• Information shown:

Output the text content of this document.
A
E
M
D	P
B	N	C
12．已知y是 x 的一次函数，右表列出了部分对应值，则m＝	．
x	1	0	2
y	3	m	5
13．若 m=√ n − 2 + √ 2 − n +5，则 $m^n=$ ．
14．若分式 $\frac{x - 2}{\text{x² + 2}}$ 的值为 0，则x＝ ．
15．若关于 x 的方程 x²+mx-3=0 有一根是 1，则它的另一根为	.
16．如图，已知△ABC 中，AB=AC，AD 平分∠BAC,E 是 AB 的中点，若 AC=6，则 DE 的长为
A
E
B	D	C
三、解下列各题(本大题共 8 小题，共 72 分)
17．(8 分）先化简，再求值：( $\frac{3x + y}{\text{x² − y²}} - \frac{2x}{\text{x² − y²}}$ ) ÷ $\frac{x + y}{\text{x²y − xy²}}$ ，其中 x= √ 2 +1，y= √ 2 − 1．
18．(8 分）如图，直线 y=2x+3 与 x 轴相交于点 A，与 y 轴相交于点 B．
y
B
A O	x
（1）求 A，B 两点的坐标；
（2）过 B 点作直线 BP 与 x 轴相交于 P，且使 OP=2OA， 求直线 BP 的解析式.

==

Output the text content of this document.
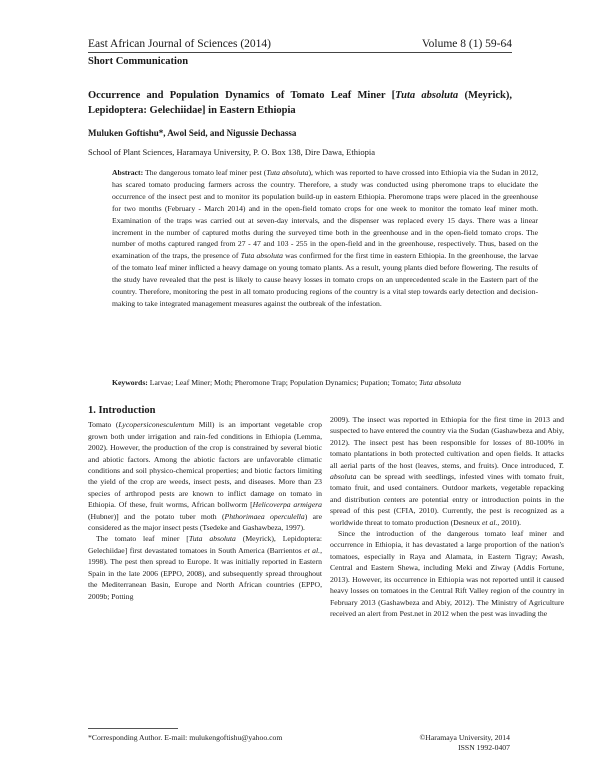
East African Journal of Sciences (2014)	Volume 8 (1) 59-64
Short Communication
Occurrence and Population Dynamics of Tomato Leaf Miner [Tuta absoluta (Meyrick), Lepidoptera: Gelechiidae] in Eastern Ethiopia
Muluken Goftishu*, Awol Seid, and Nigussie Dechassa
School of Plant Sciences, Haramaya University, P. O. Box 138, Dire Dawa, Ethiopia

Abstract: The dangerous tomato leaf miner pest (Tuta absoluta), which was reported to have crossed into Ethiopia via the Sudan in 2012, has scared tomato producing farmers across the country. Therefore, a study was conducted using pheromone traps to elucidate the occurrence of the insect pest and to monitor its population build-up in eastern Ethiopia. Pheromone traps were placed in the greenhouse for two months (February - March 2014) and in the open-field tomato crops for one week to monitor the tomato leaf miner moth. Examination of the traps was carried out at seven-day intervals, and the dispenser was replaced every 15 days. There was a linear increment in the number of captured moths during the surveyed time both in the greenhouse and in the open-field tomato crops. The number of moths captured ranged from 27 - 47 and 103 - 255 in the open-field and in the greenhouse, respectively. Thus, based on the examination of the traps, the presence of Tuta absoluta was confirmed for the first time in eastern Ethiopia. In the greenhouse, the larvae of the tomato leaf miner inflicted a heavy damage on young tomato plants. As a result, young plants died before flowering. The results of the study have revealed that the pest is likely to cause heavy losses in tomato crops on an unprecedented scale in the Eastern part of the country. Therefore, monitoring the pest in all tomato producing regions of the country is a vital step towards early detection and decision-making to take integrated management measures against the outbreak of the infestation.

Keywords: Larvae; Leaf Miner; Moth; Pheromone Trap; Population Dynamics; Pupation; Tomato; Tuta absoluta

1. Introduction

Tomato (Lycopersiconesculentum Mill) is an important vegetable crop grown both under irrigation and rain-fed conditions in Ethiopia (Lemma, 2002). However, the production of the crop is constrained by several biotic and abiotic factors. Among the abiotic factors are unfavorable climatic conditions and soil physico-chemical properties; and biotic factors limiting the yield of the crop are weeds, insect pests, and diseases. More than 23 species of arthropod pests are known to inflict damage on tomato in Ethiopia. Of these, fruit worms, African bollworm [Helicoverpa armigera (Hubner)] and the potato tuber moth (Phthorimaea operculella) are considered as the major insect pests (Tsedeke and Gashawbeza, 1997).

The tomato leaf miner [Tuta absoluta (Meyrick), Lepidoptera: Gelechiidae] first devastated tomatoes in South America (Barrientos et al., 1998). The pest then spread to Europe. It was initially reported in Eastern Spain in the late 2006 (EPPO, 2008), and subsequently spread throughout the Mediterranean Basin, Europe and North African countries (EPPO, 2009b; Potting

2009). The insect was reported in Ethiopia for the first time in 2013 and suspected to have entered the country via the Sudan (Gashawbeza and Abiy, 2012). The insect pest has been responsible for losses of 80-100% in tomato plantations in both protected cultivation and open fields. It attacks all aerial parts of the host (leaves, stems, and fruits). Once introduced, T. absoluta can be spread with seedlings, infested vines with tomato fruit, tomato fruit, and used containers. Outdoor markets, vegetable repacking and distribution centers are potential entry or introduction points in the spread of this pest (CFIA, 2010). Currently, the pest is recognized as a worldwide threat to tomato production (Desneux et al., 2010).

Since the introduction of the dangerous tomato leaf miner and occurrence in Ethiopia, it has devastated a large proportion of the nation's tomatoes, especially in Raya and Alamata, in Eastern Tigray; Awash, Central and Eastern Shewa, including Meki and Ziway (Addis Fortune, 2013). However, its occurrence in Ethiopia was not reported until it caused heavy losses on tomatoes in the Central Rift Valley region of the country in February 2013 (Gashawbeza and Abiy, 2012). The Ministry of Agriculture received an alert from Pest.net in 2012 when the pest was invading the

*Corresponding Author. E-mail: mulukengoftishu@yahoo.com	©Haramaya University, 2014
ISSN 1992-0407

• What is required:
Reply with one number only: how many lines of the listing hold "Sciences"?

• Complete response:
2